[Set task]:
Present every line in which the string "CULTURAL" appears.

[Start Dataset records]

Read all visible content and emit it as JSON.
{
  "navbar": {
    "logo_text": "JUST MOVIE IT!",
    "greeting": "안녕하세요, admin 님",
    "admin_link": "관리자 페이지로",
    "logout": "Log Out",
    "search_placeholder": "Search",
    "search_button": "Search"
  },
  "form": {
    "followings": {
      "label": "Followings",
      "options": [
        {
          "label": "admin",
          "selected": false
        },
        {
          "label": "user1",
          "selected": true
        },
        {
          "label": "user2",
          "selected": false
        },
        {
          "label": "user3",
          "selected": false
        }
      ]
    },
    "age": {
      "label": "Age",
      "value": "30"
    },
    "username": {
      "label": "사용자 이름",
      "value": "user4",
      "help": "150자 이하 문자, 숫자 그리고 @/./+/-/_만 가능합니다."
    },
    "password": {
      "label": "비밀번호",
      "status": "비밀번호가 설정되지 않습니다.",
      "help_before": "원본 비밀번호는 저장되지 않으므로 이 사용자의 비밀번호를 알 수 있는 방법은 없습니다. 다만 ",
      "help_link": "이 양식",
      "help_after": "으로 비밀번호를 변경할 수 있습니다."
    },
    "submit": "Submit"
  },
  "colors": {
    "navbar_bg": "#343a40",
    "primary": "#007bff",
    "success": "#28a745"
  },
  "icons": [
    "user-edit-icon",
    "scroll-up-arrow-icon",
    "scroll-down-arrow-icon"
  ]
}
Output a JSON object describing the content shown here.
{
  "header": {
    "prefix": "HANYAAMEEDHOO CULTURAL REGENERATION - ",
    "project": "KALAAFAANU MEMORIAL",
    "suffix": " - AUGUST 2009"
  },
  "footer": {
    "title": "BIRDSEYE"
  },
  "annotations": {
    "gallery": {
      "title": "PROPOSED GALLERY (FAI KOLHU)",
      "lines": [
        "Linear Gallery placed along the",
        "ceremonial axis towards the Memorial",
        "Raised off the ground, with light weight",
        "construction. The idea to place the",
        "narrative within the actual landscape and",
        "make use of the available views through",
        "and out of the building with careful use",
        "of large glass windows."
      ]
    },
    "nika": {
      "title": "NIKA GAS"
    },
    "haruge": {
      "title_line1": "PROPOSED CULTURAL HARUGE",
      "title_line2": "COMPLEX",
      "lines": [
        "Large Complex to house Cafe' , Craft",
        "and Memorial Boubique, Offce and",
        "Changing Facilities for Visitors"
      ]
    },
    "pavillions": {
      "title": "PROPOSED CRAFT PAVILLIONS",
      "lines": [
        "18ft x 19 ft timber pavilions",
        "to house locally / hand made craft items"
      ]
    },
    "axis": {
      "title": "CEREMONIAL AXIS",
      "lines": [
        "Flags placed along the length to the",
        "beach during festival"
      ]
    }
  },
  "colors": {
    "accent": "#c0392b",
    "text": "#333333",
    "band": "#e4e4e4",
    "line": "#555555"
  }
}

[End Dataset records]

[Expected answer]:
    "prefix": "HANYAAMEEDHOO CULTURAL REGENERATION - ",
      "title_line1": "PROPOSED CULTURAL HARUGE",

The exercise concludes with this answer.